[START]

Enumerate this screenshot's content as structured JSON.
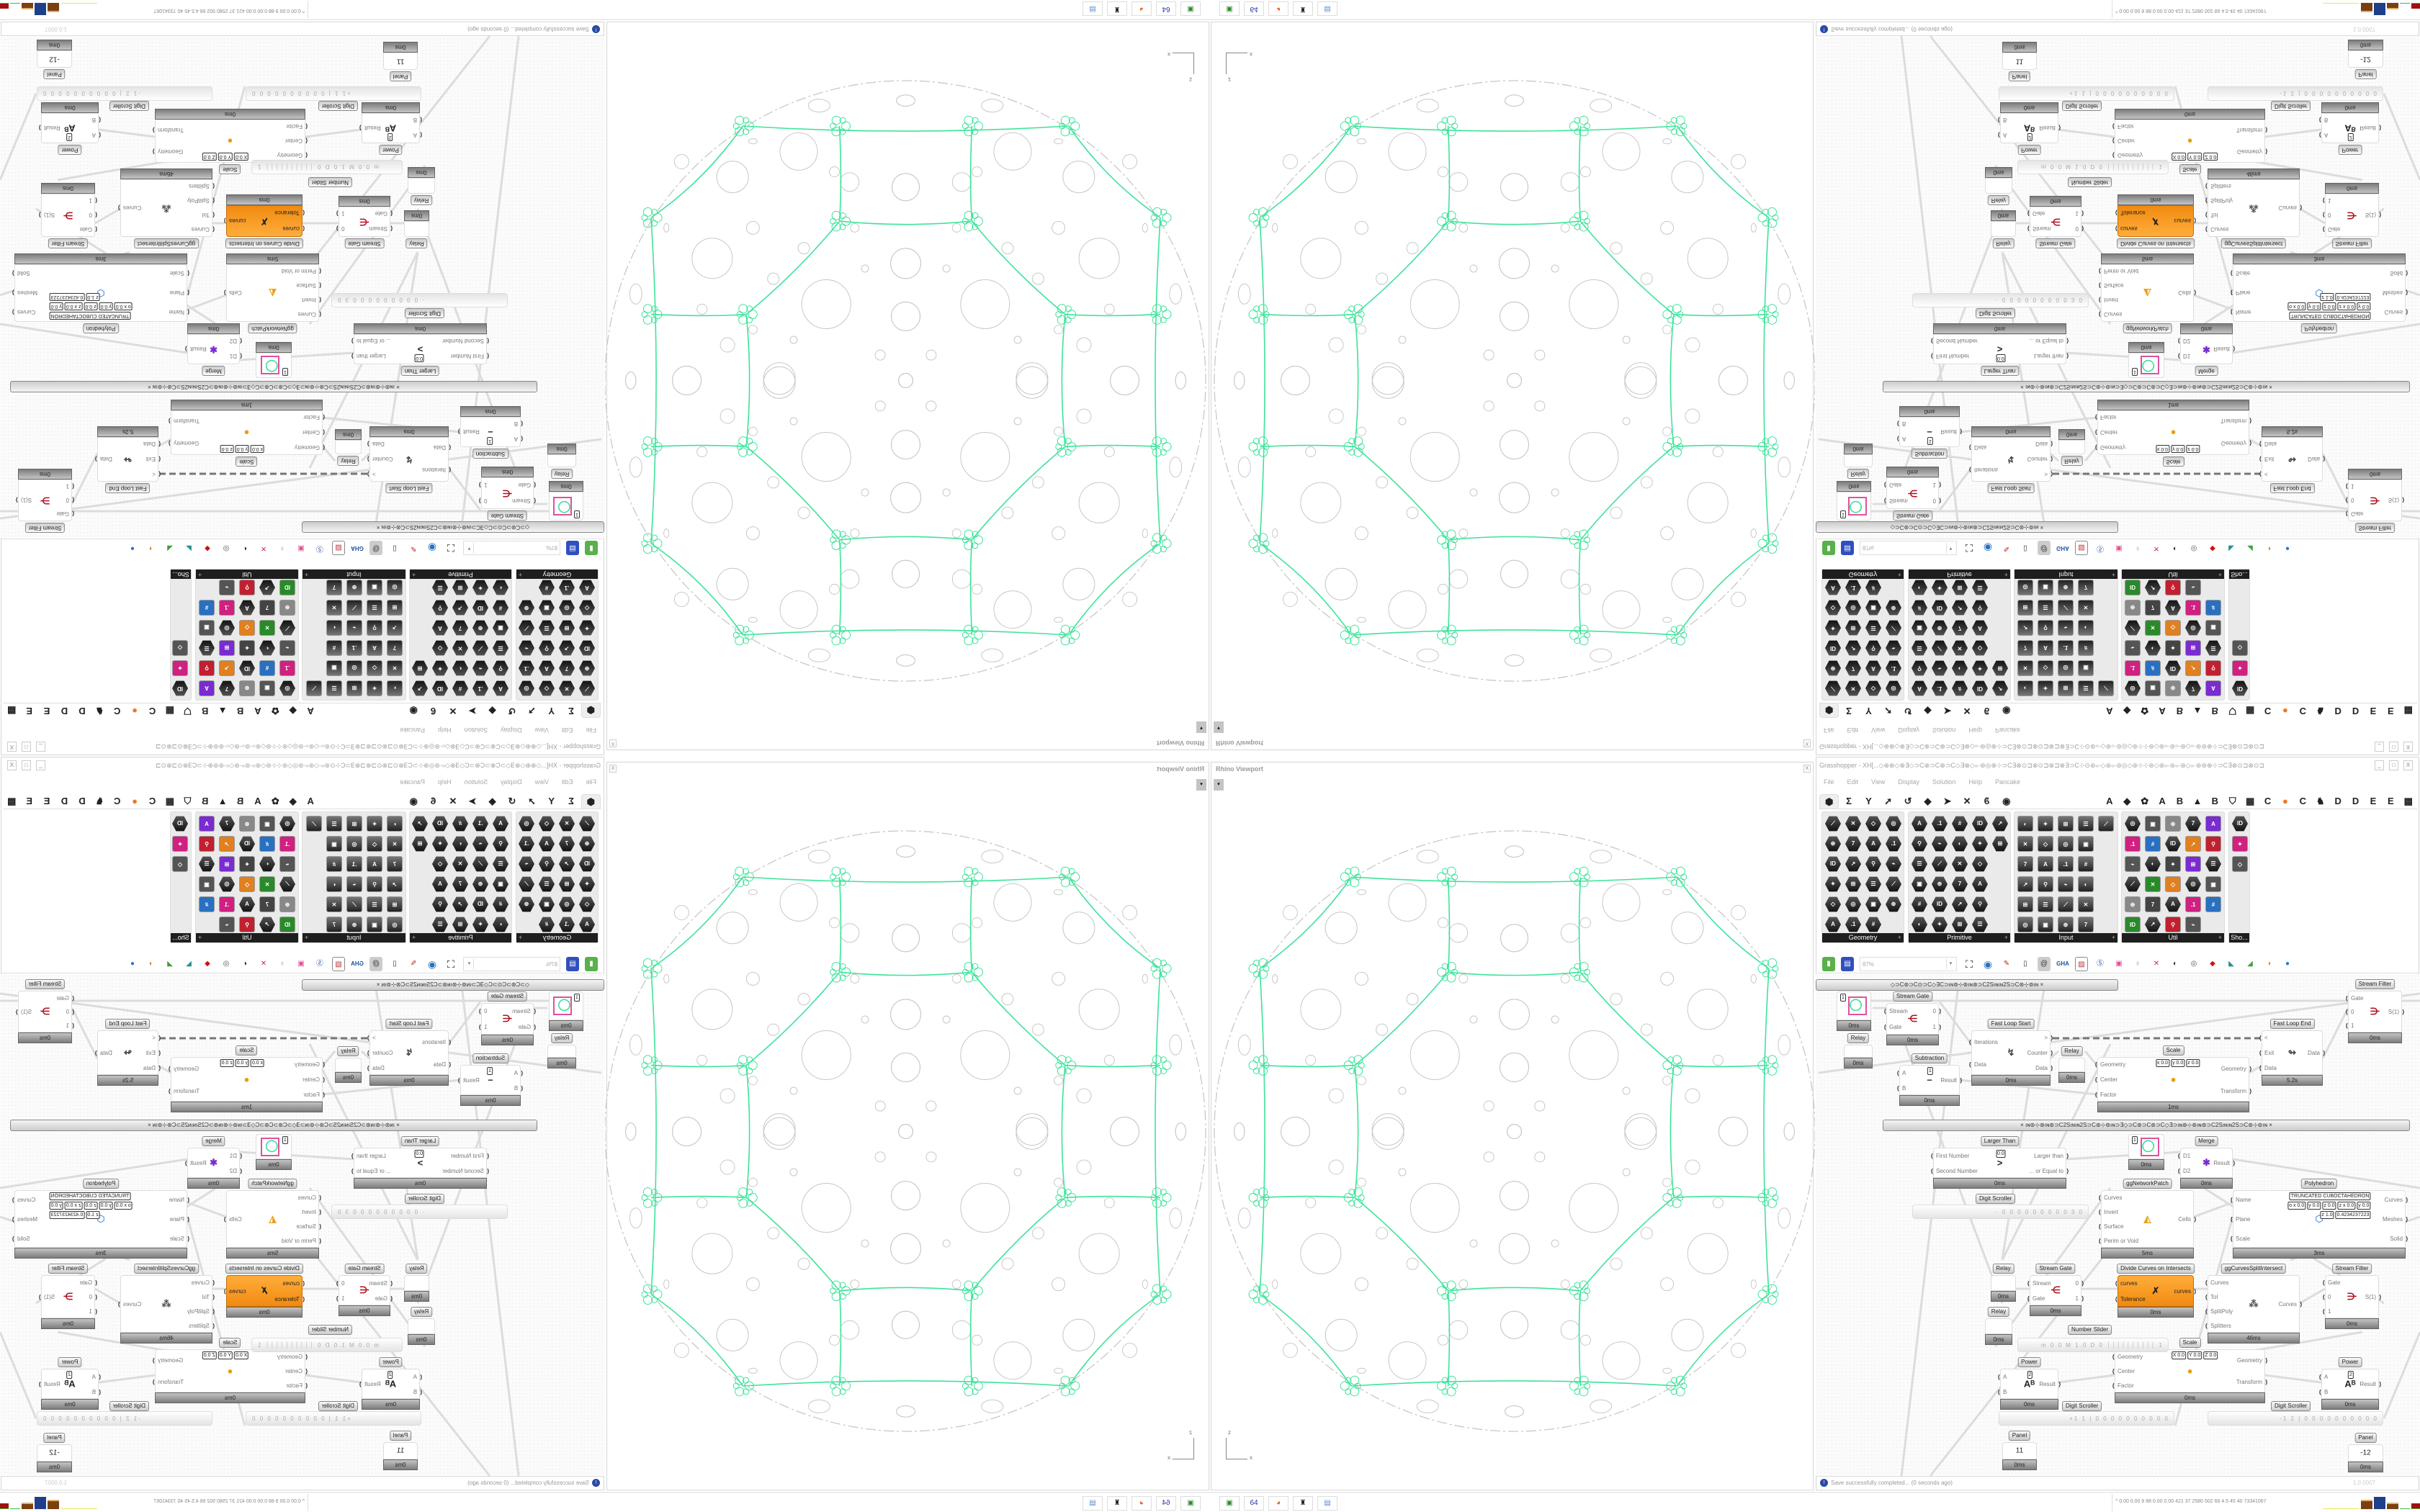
{
  "viewport": {
    "title": "Rhino Viewport",
    "close": "X",
    "dropdown": "▾",
    "axis_x": "x",
    "axis_z": "z",
    "colors": {
      "curves": "#3ee39a",
      "geometry": "#c8c8c8"
    }
  },
  "grasshopper": {
    "title": "Grasshopper - XH[...◇⊕⊕◇⊗∃◇⊃C⊗⊃C⊗⊃C◇∃⊗◇⟜⊛◎⊕⊹⊃C∃⊗⊙⊐⊗⊙⊐⊗⊐⊗∃⊃C⊹⊙⊛⟜◇⊛⟜⊚◎◇⊛⊹⊹⊛◇⊛⟜⊚⟜⊛◇⟜⊛⊚⊕⊹⊃C∃⊗⊙⊐⊗⊙⊐",
    "minimize": "_",
    "maximize": "□",
    "close": "X",
    "menu": [
      "File",
      "Edit",
      "View",
      "Display",
      "Solution",
      "Help",
      "Pancake"
    ],
    "tabs": [
      {
        "icon": "params-hexagon-icon",
        "glyph": "⬢"
      },
      {
        "icon": "maths-sigma-icon",
        "glyph": "Σ"
      },
      {
        "icon": "sets-icon",
        "glyph": "Y"
      },
      {
        "icon": "vector-icon",
        "glyph": "➚"
      },
      {
        "icon": "curve-icon",
        "glyph": "↺"
      },
      {
        "icon": "surface-icon",
        "glyph": "◆"
      },
      {
        "icon": "mesh-icon",
        "glyph": "➤"
      },
      {
        "icon": "intersect-icon",
        "glyph": "✕"
      },
      {
        "icon": "transform-icon",
        "glyph": "ϐ"
      },
      {
        "icon": "display-icon",
        "glyph": "◉"
      }
    ],
    "plugin_tabs": [
      "A",
      "◆",
      "✿",
      "A",
      "B",
      "▲",
      "B",
      "⛉",
      "▦",
      "C",
      "●",
      "C",
      "♞",
      "D",
      "D",
      "E",
      "E",
      "▩"
    ],
    "accent_tab_color": "#f07820",
    "toolbox": {
      "panels": [
        "Geometry",
        "Primitive",
        "Input",
        "Util",
        "Sho..."
      ],
      "expand": "+"
    },
    "zoom": "87%",
    "status": {
      "message": "Save successfully completed... (0 seconds ago)",
      "version": "1.0.0007"
    }
  },
  "canvas": {
    "group_bars": [
      "◇⊃C⊛⊃C⊙⊃C◇∃C⊃ıɴ⊚⊹⊛ıɴ⊛⊃C2Sıɴıɴ2S⊃C⊛⊹⊚ıɴ ×",
      "×   ıɴ⊚⊹⊛ıɴ⊛⊃C2Sıɴıɴ2S⊃C⊛⊹⊚ıɴ⊃∃◇⊃C⊛⊃C⊛⊃C◇∃⊃ıɴ⊚⊹⊛ıɴ⊛⊃C2Sıɴıɴ2S⊃C⊛⊹⊚ıɴ   ×"
    ],
    "nodes": [
      {
        "label": "Stream Gate",
        "in": [
          "Stream",
          "Gate"
        ],
        "out": [
          "0",
          "1"
        ],
        "time": "0ms",
        "icon": "stream-gate-icon",
        "glyph": "⋲",
        "glyph_color": "#b01020"
      },
      {
        "label": "Fast Loop Start",
        "in": [
          "Iterations",
          "Data"
        ],
        "out": [
          ">",
          "Counter",
          "Data"
        ],
        "time": "0ms",
        "icon": "loop-start-icon",
        "glyph": "↯",
        "glyph_color": "#444"
      },
      {
        "label": "Relay",
        "in": [],
        "out": [],
        "time": "0ms",
        "icon": "relay-icon",
        "glyph": "",
        "glyph_color": "#444"
      },
      {
        "label": "Scale",
        "in": [
          "Geometry",
          "Center",
          "Factor"
        ],
        "out": [
          "Geometry",
          "Transform"
        ],
        "time": "1ms",
        "icon": "scale-icon",
        "glyph": "●",
        "glyph_color": "#e8a010",
        "fields": [
          "x 0.0",
          "y 0.0",
          "z 0.0"
        ]
      },
      {
        "label": "Fast Loop End",
        "in": [
          "<",
          "Exit",
          "Data"
        ],
        "out": [
          "Data"
        ],
        "time": "5.2s",
        "icon": "loop-end-icon",
        "glyph": "↬",
        "glyph_color": "#444"
      },
      {
        "label": "Stream Filter",
        "in": [
          "Gate",
          "0",
          "1"
        ],
        "out": [
          "S(1)"
        ],
        "time": "0ms",
        "icon": "stream-filter-icon",
        "glyph": "⋺",
        "glyph_color": "#b01020"
      },
      {
        "label": "Subtraction",
        "in": [
          "A",
          "B"
        ],
        "out": [
          "Result"
        ],
        "time": "0ms",
        "icon": "minus-icon",
        "glyph": "−",
        "glyph_color": "#333",
        "fields": [
          "1"
        ]
      },
      {
        "label": "Relay",
        "in": [],
        "out": [],
        "time": "0ms",
        "icon": "relay-icon",
        "glyph": "",
        "glyph_color": "#444"
      },
      {
        "label": "Larger Than",
        "in": [
          "First Number",
          "Second Number"
        ],
        "out": [
          "Larger than",
          "... or Equal to"
        ],
        "time": "0ms",
        "icon": "larger-than-icon",
        "glyph": ">",
        "glyph_color": "#222",
        "fields": [
          "0.0"
        ]
      },
      {
        "label": "Merge",
        "in": [
          "D1",
          "D2"
        ],
        "out": [
          "Result"
        ],
        "time": "0ms",
        "icon": "merge-icon",
        "glyph": "✱",
        "glyph_color": "#7a2cd0"
      },
      {
        "label": "ggNetworkPatch",
        "in": [
          "Curves",
          "Invert",
          "Surface",
          "Perim or Void"
        ],
        "out": [
          "Cells"
        ],
        "time": "5ms",
        "icon": "network-patch-icon",
        "glyph": "◭",
        "glyph_color": "#e8a010"
      },
      {
        "label": "Polyhedron",
        "in": [
          "Name",
          "Plane",
          "Scale"
        ],
        "out": [
          "Curves",
          "Meshes",
          "Solid"
        ],
        "time": "3ms",
        "icon": "polyhedron-icon",
        "glyph": "⬡",
        "glyph_color": "#6aa0e8",
        "fields": [
          "TRUNCATED CUBOCTAHEDRON",
          "o x 0.0",
          "y 0.0",
          "z 0.0",
          "z x 0.0",
          "y 0.0",
          "z 1.0",
          "0.4234237223"
        ]
      },
      {
        "label": "Relay",
        "in": [],
        "out": [],
        "time": "0ms",
        "icon": "relay-icon",
        "glyph": "",
        "glyph_color": "#444"
      },
      {
        "label": "Relay",
        "in": [],
        "out": [],
        "time": "0ms",
        "icon": "relay-icon",
        "glyph": "",
        "glyph_color": "#444"
      },
      {
        "label": "Stream Gate",
        "in": [
          "Stream",
          "Gate"
        ],
        "out": [
          "0",
          "1"
        ],
        "time": "0ms",
        "icon": "stream-gate-icon",
        "glyph": "⋲",
        "glyph_color": "#b01020"
      },
      {
        "label": "Divide Curves on Intersects",
        "in": [
          "curves",
          "Tolerance"
        ],
        "out": [
          "curves"
        ],
        "time": "0ms",
        "icon": "divide-curves-icon",
        "glyph": "✗",
        "glyph_color": "#222",
        "orange": true
      },
      {
        "label": "ggCurvesSplitIntersect",
        "in": [
          "Curves",
          "Tol",
          "SplitPoly",
          "Splitters"
        ],
        "out": [
          "Curves"
        ],
        "time": "46ms",
        "icon": "curves-split-icon",
        "glyph": "⁂",
        "glyph_color": "#555"
      },
      {
        "label": "Stream Filter",
        "in": [
          "Gate",
          "0",
          "1"
        ],
        "out": [
          "S(1)"
        ],
        "time": "0ms",
        "icon": "stream-filter-icon",
        "glyph": "⋺",
        "glyph_color": "#b01020"
      },
      {
        "label": "Scale",
        "in": [
          "Geometry",
          "Center",
          "Factor"
        ],
        "out": [
          "Geometry",
          "Transform"
        ],
        "time": "0ms",
        "icon": "scale-icon",
        "glyph": "●",
        "glyph_color": "#e8a010",
        "fields": [
          "X 0.0",
          "Y 0.0",
          "Z 0.0"
        ]
      },
      {
        "label": "Power",
        "in": [
          "A",
          "B"
        ],
        "out": [
          "Result"
        ],
        "time": "0ms",
        "icon": "power-icon",
        "glyph": "Aᴮ",
        "glyph_color": "#222",
        "fields": [
          "2"
        ]
      },
      {
        "label": "Power",
        "in": [
          "A",
          "B"
        ],
        "out": [
          "Result"
        ],
        "time": "0ms",
        "icon": "power-icon",
        "glyph": "Aᴮ",
        "glyph_color": "#222",
        "fields": [
          "2"
        ]
      },
      {
        "label": "Panel",
        "in": [],
        "out": [],
        "time": "0ms",
        "icon": "panel-icon",
        "glyph": "11",
        "glyph_color": "#222"
      },
      {
        "label": "Panel",
        "in": [],
        "out": [],
        "time": "0ms",
        "icon": "panel-icon",
        "glyph": "-12",
        "glyph_color": "#222"
      },
      {
        "label": "",
        "in": [],
        "out": [],
        "time": "0ms",
        "icon": "preview-circle-icon",
        "glyph": "◯",
        "glyph_color": "#3ee39a",
        "fields": [
          "1"
        ]
      },
      {
        "label": "",
        "in": [],
        "out": [],
        "time": "0ms",
        "icon": "preview-circle-icon",
        "glyph": "◯",
        "glyph_color": "#3ee39a",
        "fields": [
          "1"
        ]
      }
    ],
    "sliders": [
      {
        "label": "Digit Scroller",
        "value": "· 0 0 0 0 0 0 0 0 0 3 0"
      },
      {
        "label": "Number Slider",
        "value": "m 0.0  M 1.0  D 0   ┊┊┊┊┊┊┊┊┊┊ 1"
      },
      {
        "label": "Digit Scroller",
        "value": "+1 1 | 0 0 0 0 0 0 0 0 0 0"
      },
      {
        "label": "Digit Scroller",
        "value": "-1 2 | 0 0 0 0 0 0 0 0 0 0"
      }
    ]
  },
  "taskbar": {
    "apps": [
      {
        "icon": "installer-icon",
        "glyph": "▣",
        "color": "#2a8a2a"
      },
      {
        "icon": "floppy-64-icon",
        "glyph": "64",
        "color": "#2233aa"
      },
      {
        "icon": "firefox-icon",
        "glyph": "◕",
        "color": "#e8601c"
      },
      {
        "icon": "rhino-icon",
        "glyph": "♜",
        "color": "#111"
      },
      {
        "icon": "calculator-icon",
        "glyph": "▤",
        "color": "#5a8ad0"
      }
    ],
    "readout": "^  0.00 0.00   9    88   0.00 0.00  421   37   2580  502   66   4.5   45   40  73341067"
  }
}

[END]

## EXERCISE DIRECTIONS
Within the listing above, find every line containing the string "title" and return it.

## REPLY
    "title": "Rhino Viewport",
    "title": "Grasshopper - XH[...◇⊕⊕◇⊗∃◇⊃C⊗⊃C⊗⊃C◇∃⊗◇⟜⊛◎⊕⊹⊃C∃⊗⊙⊐⊗⊙⊐⊗⊐⊗∃⊃C⊹⊙⊛⟜◇⊛⟜⊚◎◇⊛⊹⊹⊛◇⊛⟜⊚⟜⊛◇⟜⊛⊚⊕⊹⊃C∃⊗⊙⊐⊗⊙⊐",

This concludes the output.